## GIVEN TASK
Repeat, without any change, the entries presented below.

## INPUT FOR THIS TASK
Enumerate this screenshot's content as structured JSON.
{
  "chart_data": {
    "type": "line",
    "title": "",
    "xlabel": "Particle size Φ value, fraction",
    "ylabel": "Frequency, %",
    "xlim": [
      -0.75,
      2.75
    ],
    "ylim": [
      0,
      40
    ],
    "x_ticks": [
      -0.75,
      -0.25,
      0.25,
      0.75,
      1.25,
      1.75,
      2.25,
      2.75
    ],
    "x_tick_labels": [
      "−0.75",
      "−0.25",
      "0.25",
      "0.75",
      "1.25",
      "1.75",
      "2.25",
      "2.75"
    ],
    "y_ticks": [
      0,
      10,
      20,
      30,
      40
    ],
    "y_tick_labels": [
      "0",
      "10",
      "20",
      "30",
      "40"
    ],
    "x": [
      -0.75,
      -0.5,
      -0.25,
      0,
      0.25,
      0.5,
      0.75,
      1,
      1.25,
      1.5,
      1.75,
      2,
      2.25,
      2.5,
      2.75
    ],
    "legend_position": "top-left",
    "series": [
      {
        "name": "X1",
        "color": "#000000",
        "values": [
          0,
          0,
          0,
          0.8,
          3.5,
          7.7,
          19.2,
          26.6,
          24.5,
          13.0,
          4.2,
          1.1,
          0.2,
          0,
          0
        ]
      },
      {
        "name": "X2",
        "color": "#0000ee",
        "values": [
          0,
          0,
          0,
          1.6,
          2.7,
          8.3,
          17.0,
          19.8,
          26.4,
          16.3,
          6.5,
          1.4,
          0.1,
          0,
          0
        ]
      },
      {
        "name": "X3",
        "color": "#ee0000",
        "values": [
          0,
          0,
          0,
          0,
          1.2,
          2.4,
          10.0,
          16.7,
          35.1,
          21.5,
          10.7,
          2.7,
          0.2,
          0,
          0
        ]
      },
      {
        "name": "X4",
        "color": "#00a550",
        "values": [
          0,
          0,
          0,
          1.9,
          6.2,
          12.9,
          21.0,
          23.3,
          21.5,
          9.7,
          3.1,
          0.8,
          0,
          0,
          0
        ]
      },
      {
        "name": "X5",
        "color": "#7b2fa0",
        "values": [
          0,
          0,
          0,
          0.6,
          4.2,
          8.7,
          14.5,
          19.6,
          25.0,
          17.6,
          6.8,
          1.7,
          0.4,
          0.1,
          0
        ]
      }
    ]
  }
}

## THE RESULT
Enumerate this screenshot's content as structured JSON.
{
  "chart_data": {
    "type": "line",
    "title": "",
    "xlabel": "Particle size Φ value, fraction",
    "ylabel": "Frequency, %",
    "xlim": [
      -0.75,
      2.75
    ],
    "ylim": [
      0,
      40
    ],
    "x_ticks": [
      -0.75,
      -0.25,
      0.25,
      0.75,
      1.25,
      1.75,
      2.25,
      2.75
    ],
    "x_tick_labels": [
      "−0.75",
      "−0.25",
      "0.25",
      "0.75",
      "1.25",
      "1.75",
      "2.25",
      "2.75"
    ],
    "y_ticks": [
      0,
      10,
      20,
      30,
      40
    ],
    "y_tick_labels": [
      "0",
      "10",
      "20",
      "30",
      "40"
    ],
    "x": [
      -0.75,
      -0.5,
      -0.25,
      0,
      0.25,
      0.5,
      0.75,
      1,
      1.25,
      1.5,
      1.75,
      2,
      2.25,
      2.5,
      2.75
    ],
    "legend_position": "top-left",
    "series": [
      {
        "name": "X1",
        "color": "#000000",
        "values": [
          0,
          0,
          0,
          0.8,
          3.5,
          7.7,
          19.2,
          26.6,
          24.5,
          13.0,
          4.2,
          1.1,
          0.2,
          0,
          0
        ]
      },
      {
        "name": "X2",
        "color": "#0000ee",
        "values": [
          0,
          0,
          0,
          1.6,
          2.7,
          8.3,
          17.0,
          19.8,
          26.4,
          16.3,
          6.5,
          1.4,
          0.1,
          0,
          0
        ]
      },
      {
        "name": "X3",
        "color": "#ee0000",
        "values": [
          0,
          0,
          0,
          0,
          1.2,
          2.4,
          10.0,
          16.7,
          35.1,
          21.5,
          10.7,
          2.7,
          0.2,
          0,
          0
        ]
      },
      {
        "name": "X4",
        "color": "#00a550",
        "values": [
          0,
          0,
          0,
          1.9,
          6.2,
          12.9,
          21.0,
          23.3,
          21.5,
          9.7,
          3.1,
          0.8,
          0,
          0,
          0
        ]
      },
      {
        "name": "X5",
        "color": "#7b2fa0",
        "values": [
          0,
          0,
          0,
          0.6,
          4.2,
          8.7,
          14.5,
          19.6,
          25.0,
          17.6,
          6.8,
          1.7,
          0.4,
          0.1,
          0
        ]
      }
    ]
  }
}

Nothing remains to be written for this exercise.